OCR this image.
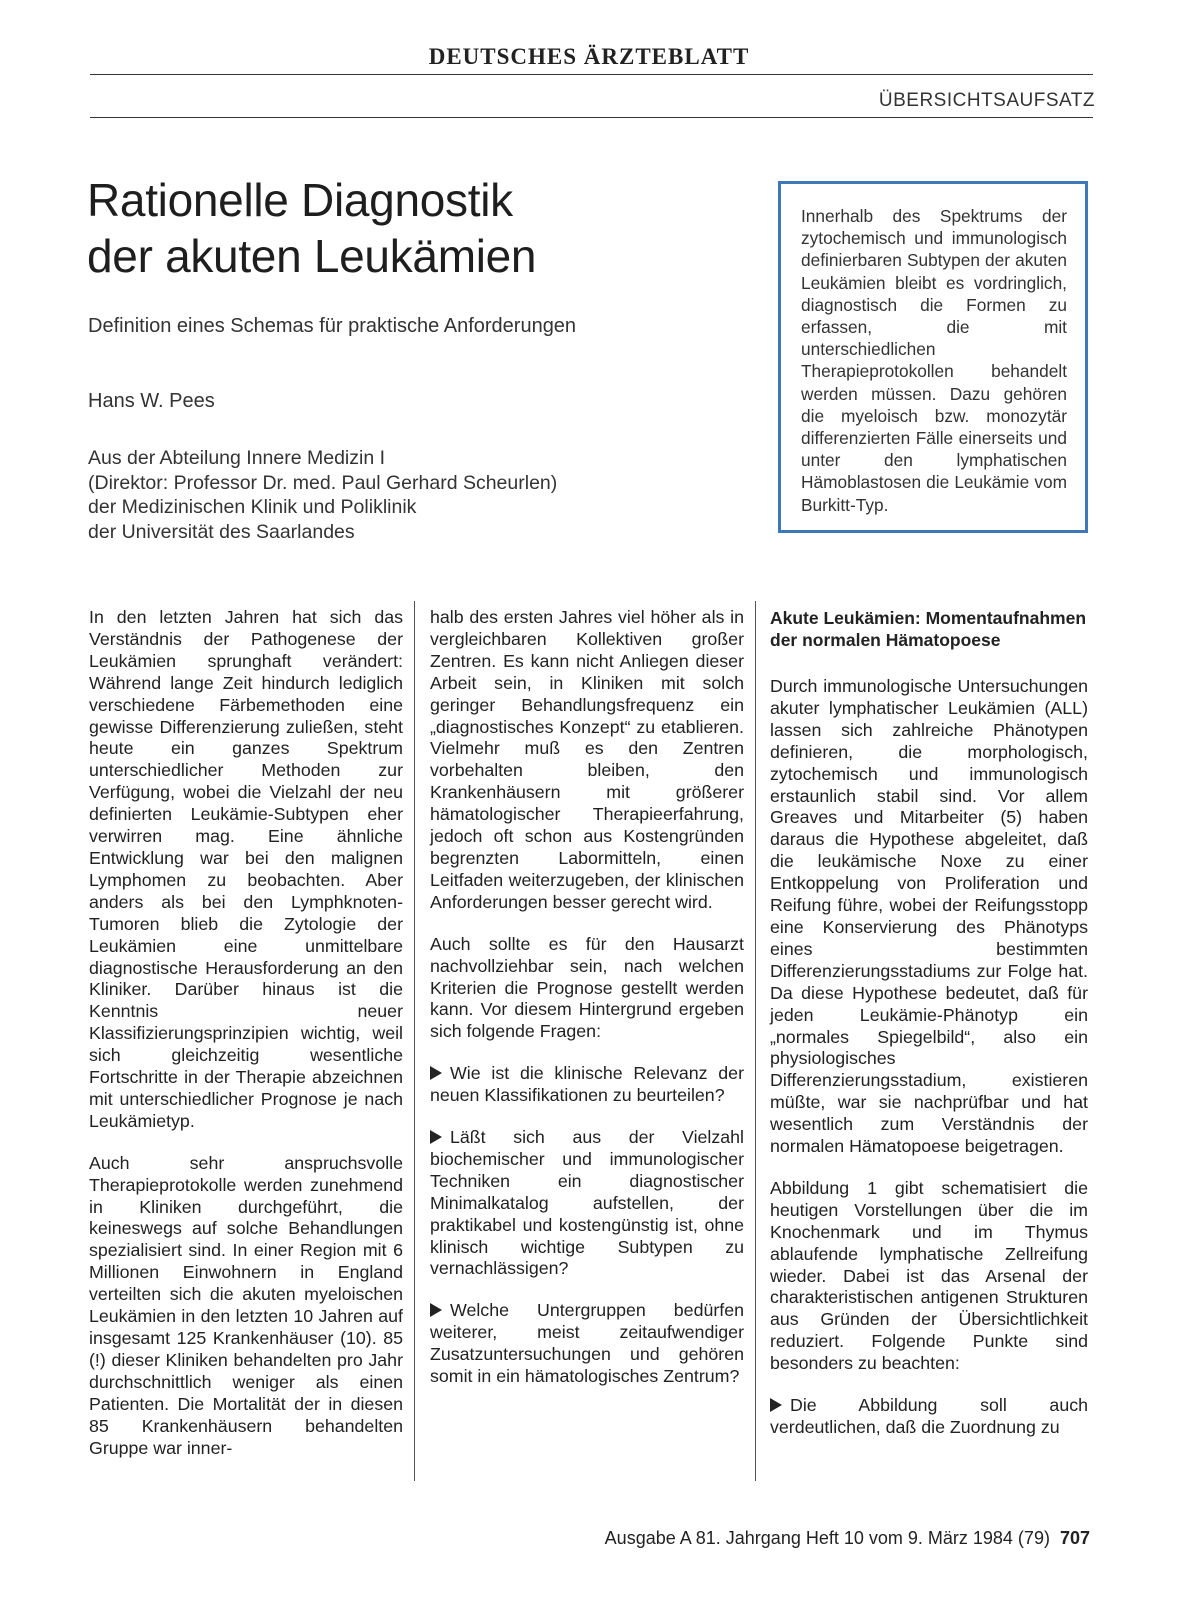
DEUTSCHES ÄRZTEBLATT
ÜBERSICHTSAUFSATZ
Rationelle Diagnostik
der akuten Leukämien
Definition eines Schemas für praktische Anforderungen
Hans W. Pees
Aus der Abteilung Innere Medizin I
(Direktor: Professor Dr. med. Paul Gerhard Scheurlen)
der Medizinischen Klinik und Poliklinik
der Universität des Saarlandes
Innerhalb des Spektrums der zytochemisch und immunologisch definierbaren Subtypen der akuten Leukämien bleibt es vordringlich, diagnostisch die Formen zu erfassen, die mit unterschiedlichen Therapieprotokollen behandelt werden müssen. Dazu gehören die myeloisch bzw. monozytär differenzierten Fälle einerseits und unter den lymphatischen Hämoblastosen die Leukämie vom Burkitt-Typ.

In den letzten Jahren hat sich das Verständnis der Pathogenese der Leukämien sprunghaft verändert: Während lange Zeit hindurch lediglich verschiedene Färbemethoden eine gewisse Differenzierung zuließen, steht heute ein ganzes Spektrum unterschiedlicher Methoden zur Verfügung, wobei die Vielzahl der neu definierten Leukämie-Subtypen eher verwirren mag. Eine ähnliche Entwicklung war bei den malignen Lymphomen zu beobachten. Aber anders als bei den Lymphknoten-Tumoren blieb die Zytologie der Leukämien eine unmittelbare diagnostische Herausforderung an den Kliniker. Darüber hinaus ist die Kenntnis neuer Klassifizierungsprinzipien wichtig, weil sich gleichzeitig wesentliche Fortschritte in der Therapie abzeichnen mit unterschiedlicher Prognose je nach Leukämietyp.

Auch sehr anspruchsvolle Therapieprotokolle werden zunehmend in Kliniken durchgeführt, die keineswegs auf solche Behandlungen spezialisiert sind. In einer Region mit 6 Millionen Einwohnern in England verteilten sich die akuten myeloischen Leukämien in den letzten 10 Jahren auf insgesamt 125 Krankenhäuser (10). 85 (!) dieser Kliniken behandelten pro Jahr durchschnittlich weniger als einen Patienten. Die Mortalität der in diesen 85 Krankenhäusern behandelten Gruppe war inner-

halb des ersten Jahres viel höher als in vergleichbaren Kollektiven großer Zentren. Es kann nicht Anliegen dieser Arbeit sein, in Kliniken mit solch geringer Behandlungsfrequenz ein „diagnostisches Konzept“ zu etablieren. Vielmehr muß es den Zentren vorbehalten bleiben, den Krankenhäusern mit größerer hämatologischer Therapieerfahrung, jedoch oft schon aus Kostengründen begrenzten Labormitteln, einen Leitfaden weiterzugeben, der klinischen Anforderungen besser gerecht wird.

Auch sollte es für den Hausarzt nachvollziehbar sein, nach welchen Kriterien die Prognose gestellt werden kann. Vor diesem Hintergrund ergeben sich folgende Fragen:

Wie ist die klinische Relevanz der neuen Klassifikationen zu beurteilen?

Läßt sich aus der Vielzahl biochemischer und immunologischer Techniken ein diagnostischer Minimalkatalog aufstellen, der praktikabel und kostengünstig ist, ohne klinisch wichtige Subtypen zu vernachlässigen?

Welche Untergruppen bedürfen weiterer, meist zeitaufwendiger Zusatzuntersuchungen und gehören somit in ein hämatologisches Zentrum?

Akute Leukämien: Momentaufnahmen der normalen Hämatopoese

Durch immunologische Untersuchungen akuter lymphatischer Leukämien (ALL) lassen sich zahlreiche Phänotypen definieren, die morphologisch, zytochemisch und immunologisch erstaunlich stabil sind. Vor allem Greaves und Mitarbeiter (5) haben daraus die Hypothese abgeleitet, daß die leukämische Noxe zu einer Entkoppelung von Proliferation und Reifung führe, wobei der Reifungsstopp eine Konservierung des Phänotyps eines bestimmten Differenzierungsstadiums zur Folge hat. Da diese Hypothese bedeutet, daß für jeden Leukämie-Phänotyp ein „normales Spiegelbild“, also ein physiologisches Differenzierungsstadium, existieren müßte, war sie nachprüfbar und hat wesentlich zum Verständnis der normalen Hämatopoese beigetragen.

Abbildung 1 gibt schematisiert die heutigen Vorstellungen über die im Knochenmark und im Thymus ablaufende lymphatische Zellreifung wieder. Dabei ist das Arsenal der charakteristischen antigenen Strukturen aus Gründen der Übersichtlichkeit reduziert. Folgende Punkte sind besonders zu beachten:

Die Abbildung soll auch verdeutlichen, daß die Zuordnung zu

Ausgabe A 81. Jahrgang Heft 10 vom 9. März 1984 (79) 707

---*---

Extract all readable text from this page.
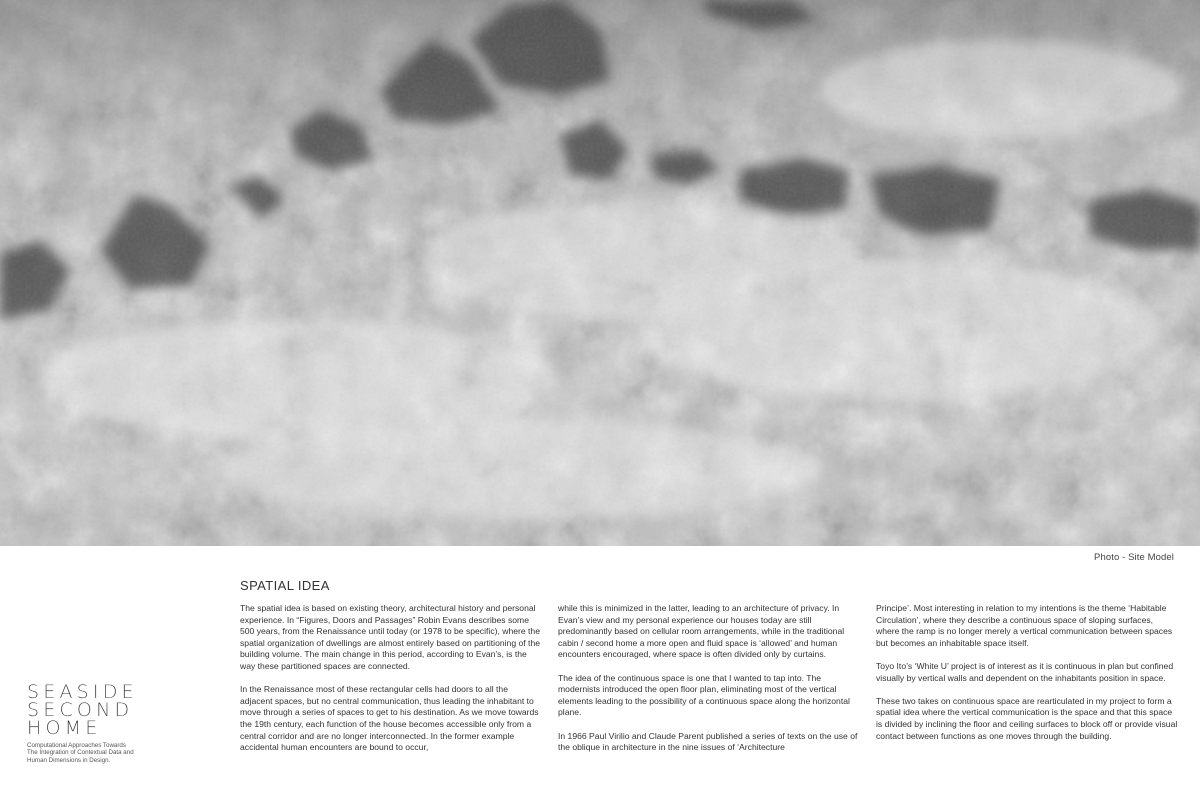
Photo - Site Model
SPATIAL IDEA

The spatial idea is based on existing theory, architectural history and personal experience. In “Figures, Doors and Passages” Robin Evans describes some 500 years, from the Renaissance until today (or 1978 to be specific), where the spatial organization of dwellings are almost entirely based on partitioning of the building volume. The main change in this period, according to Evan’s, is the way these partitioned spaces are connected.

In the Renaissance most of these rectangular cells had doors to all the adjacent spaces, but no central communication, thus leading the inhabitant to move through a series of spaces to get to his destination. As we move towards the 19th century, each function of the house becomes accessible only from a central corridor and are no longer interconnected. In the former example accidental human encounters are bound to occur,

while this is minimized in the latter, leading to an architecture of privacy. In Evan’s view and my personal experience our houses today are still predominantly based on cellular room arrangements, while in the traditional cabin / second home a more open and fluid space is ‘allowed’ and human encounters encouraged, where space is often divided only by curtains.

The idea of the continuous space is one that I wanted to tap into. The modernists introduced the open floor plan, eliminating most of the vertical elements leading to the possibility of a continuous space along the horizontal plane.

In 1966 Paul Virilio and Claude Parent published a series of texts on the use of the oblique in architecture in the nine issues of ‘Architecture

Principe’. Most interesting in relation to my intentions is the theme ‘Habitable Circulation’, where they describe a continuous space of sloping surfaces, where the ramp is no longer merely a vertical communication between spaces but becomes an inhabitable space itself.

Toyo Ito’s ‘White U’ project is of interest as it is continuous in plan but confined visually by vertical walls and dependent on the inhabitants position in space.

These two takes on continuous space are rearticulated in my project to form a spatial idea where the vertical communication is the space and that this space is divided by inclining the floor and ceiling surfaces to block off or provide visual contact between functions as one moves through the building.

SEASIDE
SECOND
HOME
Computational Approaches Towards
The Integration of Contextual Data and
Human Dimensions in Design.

---*---

Aim of the exercise
All lines of the material that contain the string "plan" are to be copied.

Result of this task
The idea of the continuous space is one that I wanted to tap into. The modernists introduced the open floor plan, eliminating most of the vertical elements leading to the possibility of a continuous space along the horizontal plane.
Toyo Ito’s ‘White U’ project is of interest as it is continuous in plan but confined visually by vertical walls and dependent on the inhabitants position in space.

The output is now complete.